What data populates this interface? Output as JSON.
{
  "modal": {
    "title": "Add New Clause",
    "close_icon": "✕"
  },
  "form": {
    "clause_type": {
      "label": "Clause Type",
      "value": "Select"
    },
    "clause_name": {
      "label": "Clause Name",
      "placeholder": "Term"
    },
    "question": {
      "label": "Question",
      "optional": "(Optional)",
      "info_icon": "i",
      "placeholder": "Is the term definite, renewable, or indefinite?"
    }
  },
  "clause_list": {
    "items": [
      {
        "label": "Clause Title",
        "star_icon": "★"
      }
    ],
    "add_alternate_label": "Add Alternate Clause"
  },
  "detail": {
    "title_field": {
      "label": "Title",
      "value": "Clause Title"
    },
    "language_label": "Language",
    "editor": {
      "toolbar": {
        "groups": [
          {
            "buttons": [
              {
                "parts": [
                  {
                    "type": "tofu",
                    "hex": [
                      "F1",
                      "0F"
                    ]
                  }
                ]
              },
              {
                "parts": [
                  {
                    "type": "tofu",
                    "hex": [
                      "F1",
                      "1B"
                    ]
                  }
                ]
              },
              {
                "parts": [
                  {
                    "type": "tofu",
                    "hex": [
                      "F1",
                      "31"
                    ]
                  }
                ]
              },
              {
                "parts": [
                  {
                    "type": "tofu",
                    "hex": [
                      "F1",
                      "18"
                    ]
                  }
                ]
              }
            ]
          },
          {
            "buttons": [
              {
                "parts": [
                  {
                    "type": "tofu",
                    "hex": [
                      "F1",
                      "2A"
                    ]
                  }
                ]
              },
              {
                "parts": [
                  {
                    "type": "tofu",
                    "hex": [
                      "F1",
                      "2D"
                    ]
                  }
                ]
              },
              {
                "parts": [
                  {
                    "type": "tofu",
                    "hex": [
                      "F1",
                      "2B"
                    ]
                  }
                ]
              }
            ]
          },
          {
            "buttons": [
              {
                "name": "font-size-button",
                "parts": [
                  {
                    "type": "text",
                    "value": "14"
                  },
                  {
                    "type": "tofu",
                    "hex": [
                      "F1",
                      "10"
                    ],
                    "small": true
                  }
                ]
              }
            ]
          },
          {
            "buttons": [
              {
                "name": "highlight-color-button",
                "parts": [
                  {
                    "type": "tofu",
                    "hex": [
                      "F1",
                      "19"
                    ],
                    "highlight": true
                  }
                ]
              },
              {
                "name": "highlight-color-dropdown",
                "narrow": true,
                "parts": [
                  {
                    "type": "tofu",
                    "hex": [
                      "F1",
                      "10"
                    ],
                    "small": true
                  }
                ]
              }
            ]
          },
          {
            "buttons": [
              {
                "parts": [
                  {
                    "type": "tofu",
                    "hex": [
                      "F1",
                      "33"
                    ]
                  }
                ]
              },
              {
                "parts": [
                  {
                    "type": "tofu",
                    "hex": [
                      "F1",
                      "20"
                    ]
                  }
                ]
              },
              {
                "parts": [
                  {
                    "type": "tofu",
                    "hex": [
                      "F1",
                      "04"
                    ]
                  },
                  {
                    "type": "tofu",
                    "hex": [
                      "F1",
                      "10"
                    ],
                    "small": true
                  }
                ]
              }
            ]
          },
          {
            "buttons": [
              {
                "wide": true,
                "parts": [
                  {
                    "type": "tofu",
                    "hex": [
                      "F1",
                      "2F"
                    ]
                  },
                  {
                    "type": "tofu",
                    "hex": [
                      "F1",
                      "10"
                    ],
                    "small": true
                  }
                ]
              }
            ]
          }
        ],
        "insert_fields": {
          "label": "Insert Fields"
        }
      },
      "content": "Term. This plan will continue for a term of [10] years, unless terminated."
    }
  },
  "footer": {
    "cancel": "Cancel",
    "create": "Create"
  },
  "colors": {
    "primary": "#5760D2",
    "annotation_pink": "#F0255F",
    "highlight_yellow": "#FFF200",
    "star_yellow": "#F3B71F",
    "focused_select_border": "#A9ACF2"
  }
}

WHAT IS REQUIRED.
Reproduce the listing above word for word.

ANSWER FOR THIS EXERCISE.
What data populates this interface? Output as JSON.
{
  "modal": {
    "title": "Add New Clause",
    "close_icon": "✕"
  },
  "form": {
    "clause_type": {
      "label": "Clause Type",
      "value": "Select"
    },
    "clause_name": {
      "label": "Clause Name",
      "placeholder": "Term"
    },
    "question": {
      "label": "Question",
      "optional": "(Optional)",
      "info_icon": "i",
      "placeholder": "Is the term definite, renewable, or indefinite?"
    }
  },
  "clause_list": {
    "items": [
      {
        "label": "Clause Title",
        "star_icon": "★"
      }
    ],
    "add_alternate_label": "Add Alternate Clause"
  },
  "detail": {
    "title_field": {
      "label": "Title",
      "value": "Clause Title"
    },
    "language_label": "Language",
    "editor": {
      "toolbar": {
        "groups": [
          {
            "buttons": [
              {
                "parts": [
                  {
                    "type": "tofu",
                    "hex": [
                      "F1",
                      "0F"
                    ]
                  }
                ]
              },
              {
                "parts": [
                  {
                    "type": "tofu",
                    "hex": [
                      "F1",
                      "1B"
                    ]
                  }
                ]
              },
              {
                "parts": [
                  {
                    "type": "tofu",
                    "hex": [
                      "F1",
                      "31"
                    ]
                  }
                ]
              },
              {
                "parts": [
                  {
                    "type": "tofu",
                    "hex": [
                      "F1",
                      "18"
                    ]
                  }
                ]
              }
            ]
          },
          {
            "buttons": [
              {
                "parts": [
                  {
                    "type": "tofu",
                    "hex": [
                      "F1",
                      "2A"
                    ]
                  }
                ]
              },
              {
                "parts": [
                  {
                    "type": "tofu",
                    "hex": [
                      "F1",
                      "2D"
                    ]
                  }
                ]
              },
              {
                "parts": [
                  {
                    "type": "tofu",
                    "hex": [
                      "F1",
                      "2B"
                    ]
                  }
                ]
              }
            ]
          },
          {
            "buttons": [
              {
                "name": "font-size-button",
                "parts": [
                  {
                    "type": "text",
                    "value": "14"
                  },
                  {
                    "type": "tofu",
                    "hex": [
                      "F1",
                      "10"
                    ],
                    "small": true
                  }
                ]
              }
            ]
          },
          {
            "buttons": [
              {
                "name": "highlight-color-button",
                "parts": [
                  {
                    "type": "tofu",
                    "hex": [
                      "F1",
                      "19"
                    ],
                    "highlight": true
                  }
                ]
              },
              {
                "name": "highlight-color-dropdown",
                "narrow": true,
                "parts": [
                  {
                    "type": "tofu",
                    "hex": [
                      "F1",
                      "10"
                    ],
                    "small": true
                  }
                ]
              }
            ]
          },
          {
            "buttons": [
              {
                "parts": [
                  {
                    "type": "tofu",
                    "hex": [
                      "F1",
                      "33"
                    ]
                  }
                ]
              },
              {
                "parts": [
                  {
                    "type": "tofu",
                    "hex": [
                      "F1",
                      "20"
                    ]
                  }
                ]
              },
              {
                "parts": [
                  {
                    "type": "tofu",
                    "hex": [
                      "F1",
                      "04"
                    ]
                  },
                  {
                    "type": "tofu",
                    "hex": [
                      "F1",
                      "10"
                    ],
                    "small": true
                  }
                ]
              }
            ]
          },
          {
            "buttons": [
              {
                "wide": true,
                "parts": [
                  {
                    "type": "tofu",
                    "hex": [
                      "F1",
                      "2F"
                    ]
                  },
                  {
                    "type": "tofu",
                    "hex": [
                      "F1",
                      "10"
                    ],
                    "small": true
                  }
                ]
              }
            ]
          }
        ],
        "insert_fields": {
          "label": "Insert Fields"
        }
      },
      "content": "Term. This plan will continue for a term of [10] years, unless terminated."
    }
  },
  "footer": {
    "cancel": "Cancel",
    "create": "Create"
  },
  "colors": {
    "primary": "#5760D2",
    "annotation_pink": "#F0255F",
    "highlight_yellow": "#FFF200",
    "star_yellow": "#F3B71F",
    "focused_select_border": "#A9ACF2"
  }
}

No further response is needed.